▶ Exercise aim
What is the number of lines in the data holding the word "AMERICA"? Give that number by itself.

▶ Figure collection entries

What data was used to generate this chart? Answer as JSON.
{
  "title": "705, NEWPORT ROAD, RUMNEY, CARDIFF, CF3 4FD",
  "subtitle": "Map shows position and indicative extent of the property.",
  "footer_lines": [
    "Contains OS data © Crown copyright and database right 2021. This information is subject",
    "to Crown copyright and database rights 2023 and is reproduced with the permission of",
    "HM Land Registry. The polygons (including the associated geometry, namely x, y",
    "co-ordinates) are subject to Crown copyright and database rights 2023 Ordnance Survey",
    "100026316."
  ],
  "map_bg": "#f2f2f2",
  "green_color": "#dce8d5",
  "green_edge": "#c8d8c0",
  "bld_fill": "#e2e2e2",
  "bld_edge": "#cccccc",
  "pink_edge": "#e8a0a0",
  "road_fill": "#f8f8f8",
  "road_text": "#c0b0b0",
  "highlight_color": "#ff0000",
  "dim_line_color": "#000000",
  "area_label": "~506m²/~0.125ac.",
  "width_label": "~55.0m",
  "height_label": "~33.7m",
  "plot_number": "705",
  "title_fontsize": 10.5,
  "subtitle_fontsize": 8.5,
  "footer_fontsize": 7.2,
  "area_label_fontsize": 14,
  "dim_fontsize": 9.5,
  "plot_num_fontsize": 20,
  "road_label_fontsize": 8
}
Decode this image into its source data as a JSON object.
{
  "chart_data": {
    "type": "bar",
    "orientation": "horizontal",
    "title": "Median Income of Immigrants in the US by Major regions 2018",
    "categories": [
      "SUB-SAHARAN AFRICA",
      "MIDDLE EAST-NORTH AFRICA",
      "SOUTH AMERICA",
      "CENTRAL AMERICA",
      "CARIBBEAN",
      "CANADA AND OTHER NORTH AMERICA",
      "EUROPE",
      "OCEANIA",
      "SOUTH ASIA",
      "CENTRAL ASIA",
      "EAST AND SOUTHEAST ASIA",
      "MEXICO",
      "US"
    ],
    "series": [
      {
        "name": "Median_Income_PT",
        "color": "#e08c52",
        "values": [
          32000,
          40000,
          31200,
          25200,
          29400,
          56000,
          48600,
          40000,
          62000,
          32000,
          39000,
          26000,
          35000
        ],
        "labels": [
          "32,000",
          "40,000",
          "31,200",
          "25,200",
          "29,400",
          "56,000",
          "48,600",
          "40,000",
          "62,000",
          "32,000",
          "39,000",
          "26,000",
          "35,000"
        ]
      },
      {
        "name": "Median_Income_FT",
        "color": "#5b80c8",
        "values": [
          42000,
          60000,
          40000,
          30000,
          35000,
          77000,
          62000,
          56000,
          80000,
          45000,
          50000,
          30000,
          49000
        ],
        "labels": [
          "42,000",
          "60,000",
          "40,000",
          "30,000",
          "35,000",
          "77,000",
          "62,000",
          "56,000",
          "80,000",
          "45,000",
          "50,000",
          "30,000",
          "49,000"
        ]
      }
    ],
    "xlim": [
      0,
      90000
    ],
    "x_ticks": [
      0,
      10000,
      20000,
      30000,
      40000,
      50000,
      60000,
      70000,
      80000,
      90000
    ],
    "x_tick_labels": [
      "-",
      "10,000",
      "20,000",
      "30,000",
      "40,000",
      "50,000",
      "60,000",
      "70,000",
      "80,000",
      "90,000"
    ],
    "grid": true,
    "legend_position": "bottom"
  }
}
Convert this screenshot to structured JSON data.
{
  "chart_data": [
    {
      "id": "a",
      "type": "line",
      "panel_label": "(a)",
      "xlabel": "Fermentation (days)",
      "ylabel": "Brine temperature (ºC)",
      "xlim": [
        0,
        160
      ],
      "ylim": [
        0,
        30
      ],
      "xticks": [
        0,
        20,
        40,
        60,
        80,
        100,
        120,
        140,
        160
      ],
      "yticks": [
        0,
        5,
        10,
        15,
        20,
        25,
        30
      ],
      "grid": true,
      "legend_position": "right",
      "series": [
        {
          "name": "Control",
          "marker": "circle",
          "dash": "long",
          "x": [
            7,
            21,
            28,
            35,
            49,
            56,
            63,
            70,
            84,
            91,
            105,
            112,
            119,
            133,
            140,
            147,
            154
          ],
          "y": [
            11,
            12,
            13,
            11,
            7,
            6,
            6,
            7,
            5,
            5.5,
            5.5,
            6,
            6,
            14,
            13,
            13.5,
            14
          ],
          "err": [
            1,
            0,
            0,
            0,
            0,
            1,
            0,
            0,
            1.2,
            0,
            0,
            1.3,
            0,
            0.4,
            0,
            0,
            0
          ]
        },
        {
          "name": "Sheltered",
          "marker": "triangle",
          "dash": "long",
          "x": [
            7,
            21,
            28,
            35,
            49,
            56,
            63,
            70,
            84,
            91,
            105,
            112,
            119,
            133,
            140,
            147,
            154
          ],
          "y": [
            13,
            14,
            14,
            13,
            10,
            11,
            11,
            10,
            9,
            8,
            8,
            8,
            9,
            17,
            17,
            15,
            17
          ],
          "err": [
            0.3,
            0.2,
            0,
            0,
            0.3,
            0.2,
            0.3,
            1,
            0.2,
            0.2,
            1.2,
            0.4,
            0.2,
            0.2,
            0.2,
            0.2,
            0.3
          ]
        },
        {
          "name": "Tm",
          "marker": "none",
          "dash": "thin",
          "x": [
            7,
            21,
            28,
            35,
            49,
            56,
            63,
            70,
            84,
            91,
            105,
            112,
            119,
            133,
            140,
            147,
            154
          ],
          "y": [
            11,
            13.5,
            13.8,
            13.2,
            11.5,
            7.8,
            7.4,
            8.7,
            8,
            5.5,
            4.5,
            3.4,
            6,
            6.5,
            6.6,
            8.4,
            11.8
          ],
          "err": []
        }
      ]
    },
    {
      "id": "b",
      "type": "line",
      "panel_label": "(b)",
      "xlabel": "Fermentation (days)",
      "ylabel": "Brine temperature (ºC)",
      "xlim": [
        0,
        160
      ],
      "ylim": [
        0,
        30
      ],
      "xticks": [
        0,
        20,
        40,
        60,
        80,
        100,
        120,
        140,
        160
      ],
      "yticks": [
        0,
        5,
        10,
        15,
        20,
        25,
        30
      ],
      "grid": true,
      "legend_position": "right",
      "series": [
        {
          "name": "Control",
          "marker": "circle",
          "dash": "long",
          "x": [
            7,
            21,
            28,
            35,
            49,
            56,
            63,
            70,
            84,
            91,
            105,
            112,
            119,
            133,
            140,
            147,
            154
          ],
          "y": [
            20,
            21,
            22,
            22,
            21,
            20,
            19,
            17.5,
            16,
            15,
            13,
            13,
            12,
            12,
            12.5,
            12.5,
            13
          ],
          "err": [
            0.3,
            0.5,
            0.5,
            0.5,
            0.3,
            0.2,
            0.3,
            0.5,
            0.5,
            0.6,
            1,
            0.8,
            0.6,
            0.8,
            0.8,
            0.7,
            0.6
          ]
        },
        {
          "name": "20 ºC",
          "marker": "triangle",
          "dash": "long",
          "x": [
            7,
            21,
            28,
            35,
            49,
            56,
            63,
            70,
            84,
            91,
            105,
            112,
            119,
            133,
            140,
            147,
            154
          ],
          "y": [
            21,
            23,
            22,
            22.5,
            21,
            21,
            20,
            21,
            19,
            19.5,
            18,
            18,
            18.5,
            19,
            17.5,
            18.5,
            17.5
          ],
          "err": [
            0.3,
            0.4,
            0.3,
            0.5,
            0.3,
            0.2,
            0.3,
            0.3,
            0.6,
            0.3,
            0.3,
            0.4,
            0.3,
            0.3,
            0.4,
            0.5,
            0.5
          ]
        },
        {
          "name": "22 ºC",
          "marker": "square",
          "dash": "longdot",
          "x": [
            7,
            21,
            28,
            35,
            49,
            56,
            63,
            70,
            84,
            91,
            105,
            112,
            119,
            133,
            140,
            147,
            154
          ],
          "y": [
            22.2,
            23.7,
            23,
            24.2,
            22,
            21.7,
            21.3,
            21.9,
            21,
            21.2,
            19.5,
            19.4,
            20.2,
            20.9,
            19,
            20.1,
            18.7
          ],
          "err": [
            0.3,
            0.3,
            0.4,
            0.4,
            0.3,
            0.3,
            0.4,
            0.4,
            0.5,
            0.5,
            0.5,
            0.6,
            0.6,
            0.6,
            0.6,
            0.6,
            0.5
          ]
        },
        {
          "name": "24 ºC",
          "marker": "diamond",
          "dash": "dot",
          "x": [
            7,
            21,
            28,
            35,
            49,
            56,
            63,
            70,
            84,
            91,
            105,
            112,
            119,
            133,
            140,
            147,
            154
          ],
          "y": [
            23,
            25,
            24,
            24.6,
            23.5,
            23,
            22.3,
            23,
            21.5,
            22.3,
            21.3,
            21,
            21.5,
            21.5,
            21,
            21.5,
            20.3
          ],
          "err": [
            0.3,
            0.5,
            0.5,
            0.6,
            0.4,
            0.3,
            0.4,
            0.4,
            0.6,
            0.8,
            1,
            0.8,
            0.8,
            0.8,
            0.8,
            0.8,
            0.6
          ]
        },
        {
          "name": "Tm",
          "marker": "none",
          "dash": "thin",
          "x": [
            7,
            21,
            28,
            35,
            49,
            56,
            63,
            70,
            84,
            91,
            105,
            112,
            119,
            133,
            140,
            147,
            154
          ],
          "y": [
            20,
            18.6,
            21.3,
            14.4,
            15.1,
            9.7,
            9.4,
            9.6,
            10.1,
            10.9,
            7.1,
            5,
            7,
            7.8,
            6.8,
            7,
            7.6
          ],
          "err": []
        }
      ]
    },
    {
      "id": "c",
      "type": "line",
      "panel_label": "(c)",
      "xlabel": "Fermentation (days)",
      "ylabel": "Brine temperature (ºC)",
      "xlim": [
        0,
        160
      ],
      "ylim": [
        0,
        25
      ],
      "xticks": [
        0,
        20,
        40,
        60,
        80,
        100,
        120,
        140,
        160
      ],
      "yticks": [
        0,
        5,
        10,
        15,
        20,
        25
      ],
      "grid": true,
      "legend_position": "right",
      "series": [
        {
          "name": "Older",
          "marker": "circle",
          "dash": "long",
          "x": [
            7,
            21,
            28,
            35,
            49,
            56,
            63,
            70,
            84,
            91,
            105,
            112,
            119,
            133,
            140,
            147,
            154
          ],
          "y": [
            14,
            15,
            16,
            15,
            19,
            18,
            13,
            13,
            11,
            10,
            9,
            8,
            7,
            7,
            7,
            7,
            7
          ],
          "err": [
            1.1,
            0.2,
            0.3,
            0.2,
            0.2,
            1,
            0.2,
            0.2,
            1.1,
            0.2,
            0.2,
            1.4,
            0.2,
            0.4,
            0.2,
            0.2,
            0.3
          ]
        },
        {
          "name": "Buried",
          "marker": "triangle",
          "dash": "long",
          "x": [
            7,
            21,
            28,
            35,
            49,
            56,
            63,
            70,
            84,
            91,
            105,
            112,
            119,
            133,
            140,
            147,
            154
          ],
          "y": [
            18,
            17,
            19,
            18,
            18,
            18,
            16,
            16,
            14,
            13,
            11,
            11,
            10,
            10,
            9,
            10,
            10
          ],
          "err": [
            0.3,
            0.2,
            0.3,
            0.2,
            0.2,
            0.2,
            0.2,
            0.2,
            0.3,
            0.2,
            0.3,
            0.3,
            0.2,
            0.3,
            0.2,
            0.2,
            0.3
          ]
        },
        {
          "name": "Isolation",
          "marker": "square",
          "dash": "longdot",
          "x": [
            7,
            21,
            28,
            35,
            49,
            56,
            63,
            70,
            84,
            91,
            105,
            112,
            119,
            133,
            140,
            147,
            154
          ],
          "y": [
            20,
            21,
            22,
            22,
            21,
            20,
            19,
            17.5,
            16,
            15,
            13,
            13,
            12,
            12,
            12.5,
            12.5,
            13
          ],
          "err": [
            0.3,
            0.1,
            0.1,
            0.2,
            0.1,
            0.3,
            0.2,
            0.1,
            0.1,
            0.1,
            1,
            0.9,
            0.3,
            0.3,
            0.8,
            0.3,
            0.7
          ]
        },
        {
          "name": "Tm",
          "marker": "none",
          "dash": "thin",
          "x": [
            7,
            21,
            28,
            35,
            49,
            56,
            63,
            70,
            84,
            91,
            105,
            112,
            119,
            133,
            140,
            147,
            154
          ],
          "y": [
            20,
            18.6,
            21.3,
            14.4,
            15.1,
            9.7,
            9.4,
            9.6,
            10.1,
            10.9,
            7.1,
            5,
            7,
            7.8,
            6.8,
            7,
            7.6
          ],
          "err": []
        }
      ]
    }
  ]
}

▶ Answer to the problem
3